▶ **REQUIREMENTS**: Restate the records below word for word, and omit the images they hold.
++++ RECORD LIST ++++
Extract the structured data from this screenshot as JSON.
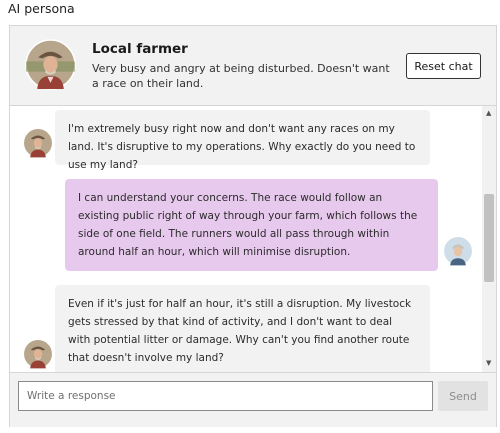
{
  "page": {
    "title": "AI persona"
  },
  "persona": {
    "name": "Local farmer",
    "description": "Very busy and angry at being disturbed. Doesn't want a race on their land.",
    "avatar_icon": "farmer-avatar"
  },
  "header": {
    "reset_label": "Reset chat"
  },
  "messages": [
    {
      "role": "ai",
      "text": "I'm extremely busy right now and don't want any races on my land. It's disruptive to my operations. Why exactly do you need to use my land?"
    },
    {
      "role": "user",
      "text": "I can understand your concerns. The race would follow an existing public right of way through your farm, which follows the side of one field. The runners would all pass through within around half an hour, which will minimise disruption."
    },
    {
      "role": "ai",
      "text": "Even if it's just for half an hour, it's still a disruption. My livestock gets stressed by that kind of activity, and I don't want to deal with potential litter or damage. Why can't you find another route that doesn't involve my land?"
    }
  ],
  "composer": {
    "placeholder": "Write a response",
    "send_label": "Send"
  },
  "colors": {
    "user_bubble": "#e8c9ee",
    "ai_bubble": "#f2f2f2",
    "panel_bg": "#f2f2f2"
  }
}
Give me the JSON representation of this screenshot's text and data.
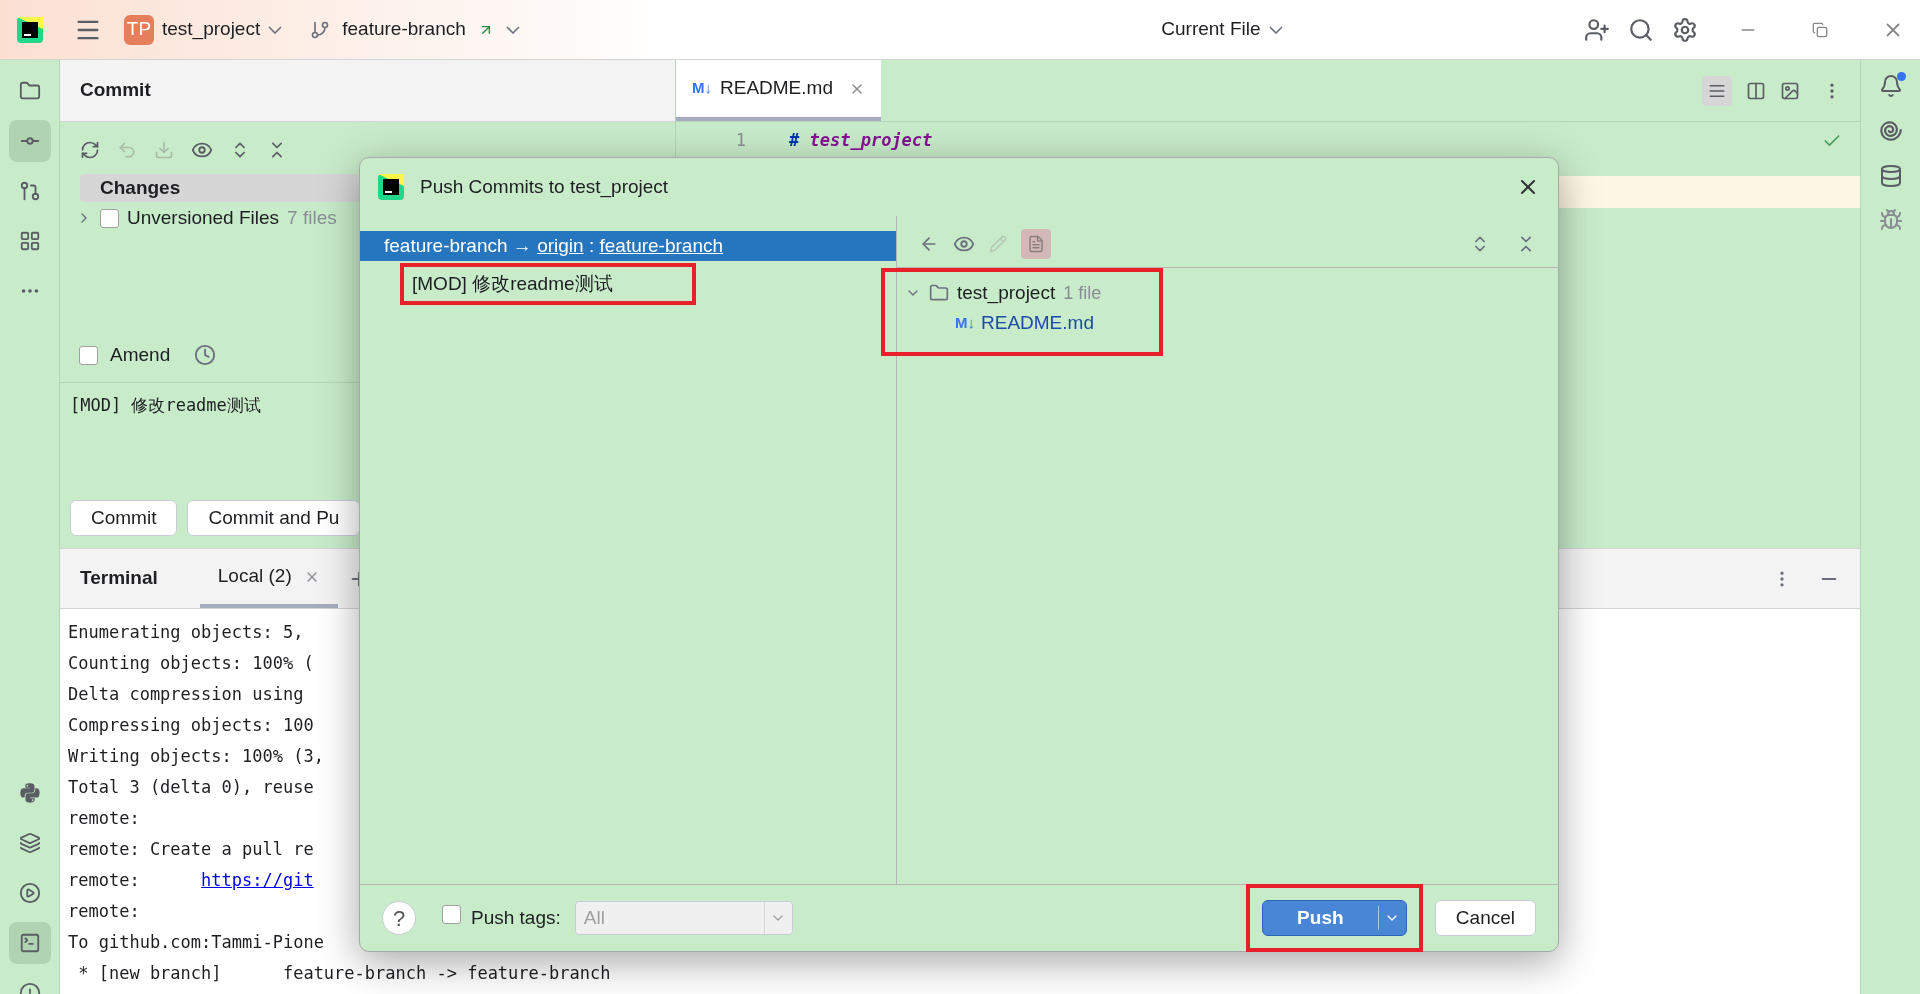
{
  "title_bar": {
    "project_badge": "TP",
    "project": "test_project",
    "branch": "feature-branch",
    "run_config": "Current File"
  },
  "left_toolbar": {
    "top": [
      {
        "selected": false
      },
      {
        "selected": true
      },
      {
        "selected": false
      },
      {
        "selected": false
      },
      {
        "selected": false
      }
    ],
    "bottom": [
      {
        "selected": false
      },
      {
        "selected": false
      },
      {
        "selected": false
      },
      {
        "selected": true
      },
      {
        "selected": false
      }
    ]
  },
  "commit_panel": {
    "title": "Commit",
    "changes_header": "Changes",
    "groups": [
      {
        "label": "Unversioned Files",
        "count": "7 files",
        "expanded": false,
        "checked": false
      }
    ],
    "amend": {
      "label": "Amend",
      "checked": false
    },
    "message": "[MOD] 修改readme测试",
    "buttons": [
      "Commit",
      "Commit and Pu"
    ]
  },
  "editor": {
    "tabs": [
      {
        "badge": "M↓",
        "label": "README.md",
        "selected": true
      }
    ],
    "lines": [
      {
        "number": "1",
        "marker": "#",
        "text": "test_project"
      }
    ]
  },
  "terminal": {
    "title": "Terminal",
    "tabs": [
      {
        "label": "Local (2)",
        "selected": true
      }
    ],
    "lines": [
      {
        "text": "Enumerating objects: 5,"
      },
      {
        "text": "Counting objects: 100% ("
      },
      {
        "text": "Delta compression using"
      },
      {
        "text": "Compressing objects: 100"
      },
      {
        "text": "Writing objects: 100% (3,"
      },
      {
        "text": "Total 3 (delta 0), reuse"
      },
      {
        "text": "remote:"
      },
      {
        "text": "remote: Create a pull re"
      },
      {
        "text": "remote:      ",
        "link": "https://git"
      },
      {
        "text": "remote:"
      },
      {
        "text": "To github.com:Tammi-Pione"
      },
      {
        "text": " * [new branch]      feature-branch -> feature-branch"
      }
    ]
  },
  "dialog": {
    "title": "Push Commits to test_project",
    "repos": [
      {
        "branch": "feature-branch",
        "arrow": "→",
        "remote": "origin",
        "separator": ":",
        "target": "feature-branch",
        "selected": true,
        "commits": [
          {
            "label": "[MOD] 修改readme测试",
            "highlighted": true
          }
        ]
      }
    ],
    "files": {
      "highlighted": true,
      "tree": [
        {
          "label": "test_project",
          "count": "1 file",
          "expanded": true,
          "children": [
            {
              "badge": "M↓",
              "label": "README.md"
            }
          ]
        }
      ]
    },
    "help": "?",
    "push_tags": {
      "label": "Push tags:",
      "checked": false,
      "value": "All",
      "disabled": true
    },
    "push": {
      "label": "Push",
      "highlighted": true
    },
    "cancel": "Cancel"
  }
}
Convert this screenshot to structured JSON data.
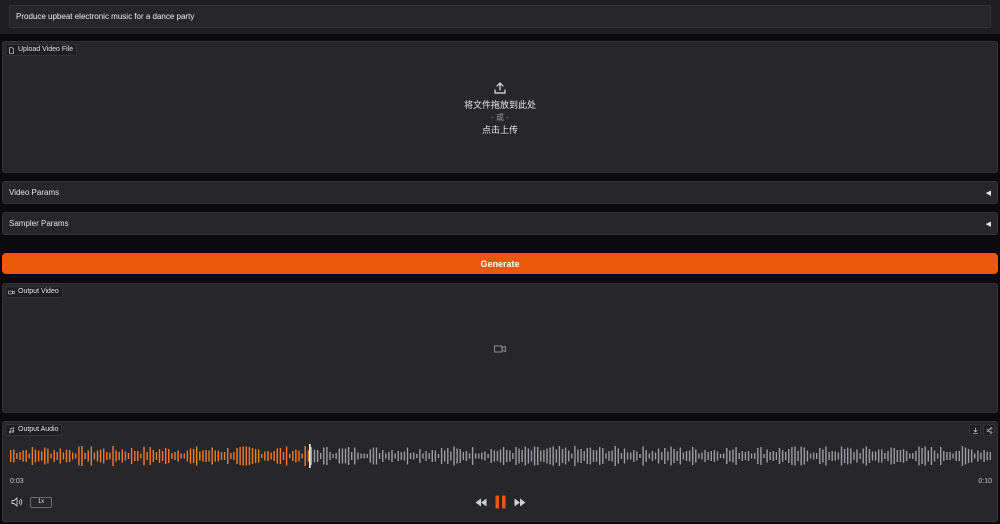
++++
▶ **OUTPUT BELOW**:
Extract the structured data from this screenshot as JSON.
{
  "page": {
    "title": "AI persona"
  },
  "persona": {
    "name": "Local farmer",
    "description": "Very busy and angry at being disturbed. Doesn't want a race on their land.",
    "avatar_icon": "farmer-avatar"
  },
  "header": {
    "reset_label": "Reset chat"
  },
  "messages": [
    {
      "role": "ai",
      "text": "I'm extremely busy right now and don't want any races on my land. It's disruptive to my operations. Why exactly do you need to use my land?"
    },
    {
      "role": "user",
      "text": "I can understand your concerns. The race would follow an existing public right of way through your farm, which follows the side of one field. The runners would all pass through within around half an hour, which will minimise disruption."
    },
    {
      "role": "ai",
      "text": "Even if it's just for half an hour, it's still a disruption. My livestock gets stressed by that kind of activity, and I don't want to deal with potential litter or damage. Why can't you find another route that doesn't involve my land?"
    }
  ],
  "composer": {
    "placeholder": "Write a response",
    "send_label": "Send"
  },
  "colors": {
    "user_bubble": "#e8c9ee",
    "ai_bubble": "#f2f2f2",
    "panel_bg": "#f2f2f2"
  }
}
Give me the JSON representation of this screenshot's text and data.
{
  "title_bar": {
    "project_badge": "TP",
    "project": "test_project",
    "branch": "feature-branch",
    "run_config": "Current File"
  },
  "left_toolbar": {
    "top": [
      {
        "selected": false
      },
      {
        "selected": true
      },
      {
        "selected": false
      },
      {
        "selected": false
      },
      {
        "selected": false
      }
    ],
    "bottom": [
      {
        "selected": false
      },
      {
        "selected": false
      },
      {
        "selected": false
      },
      {
        "selected": true
      },
      {
        "selected": false
      }
    ]
  },
  "commit_panel": {
    "title": "Commit",
    "changes_header": "Changes",
    "groups": [
      {
        "label": "Unversioned Files",
        "count": "7 files",
        "expanded": false,
        "checked": false
      }
    ],
    "amend": {
      "label": "Amend",
      "checked": false
    },
    "message": "[MOD] 修改readme测试",
    "buttons": [
      "Commit",
      "Commit and Pu"
    ]
  },
  "editor": {
    "tabs": [
      {
        "badge": "M↓",
        "label": "README.md",
        "selected": true
      }
    ],
    "lines": [
      {
        "number": "1",
        "marker": "#",
        "text": "test_project"
      }
    ]
  },
  "terminal": {
    "title": "Terminal",
    "tabs": [
      {
        "label": "Local (2)",
        "selected": true
      }
    ],
    "lines": [
      {
        "text": "Enumerating objects: 5,"
      },
      {
        "text": "Counting objects: 100% ("
      },
      {
        "text": "Delta compression using"
      },
      {
        "text": "Compressing objects: 100"
      },
      {
        "text": "Writing objects: 100% (3,"
      },
      {
        "text": "Total 3 (delta 0), reuse"
      },
      {
        "text": "remote:"
      },
      {
        "text": "remote: Create a pull re"
      },
      {
        "text": "remote:      ",
        "link": "https://git"
      },
      {
        "text": "remote:"
      },
      {
        "text": "To github.com:Tammi-Pione"
      },
      {
        "text": " * [new branch]      feature-branch -> feature-branch"
      }
    ]
  },
  "dialog": {
    "title": "Push Commits to test_project",
    "repos": [
      {
        "branch": "feature-branch",
        "arrow": "→",
        "remote": "origin",
        "separator": ":",
        "target": "feature-branch",
        "selected": true,
        "commits": [
          {
            "label": "[MOD] 修改readme测试",
            "highlighted": true
          }
        ]
      }
    ],
    "files": {
      "highlighted": true,
      "tree": [
        {
          "label": "test_project",
          "count": "1 file",
          "expanded": true,
          "children": [
            {
              "badge": "M↓",
              "label": "README.md"
            }
          ]
        }
      ]
    },
    "help": "?",
    "push_tags": {
      "label": "Push tags:",
      "checked": false,
      "value": "All",
      "disabled": true
    },
    "push": {
      "label": "Push",
      "highlighted": true
    },
    "cancel": "Cancel"
  }
}
Convert this screenshot to structured JSON data.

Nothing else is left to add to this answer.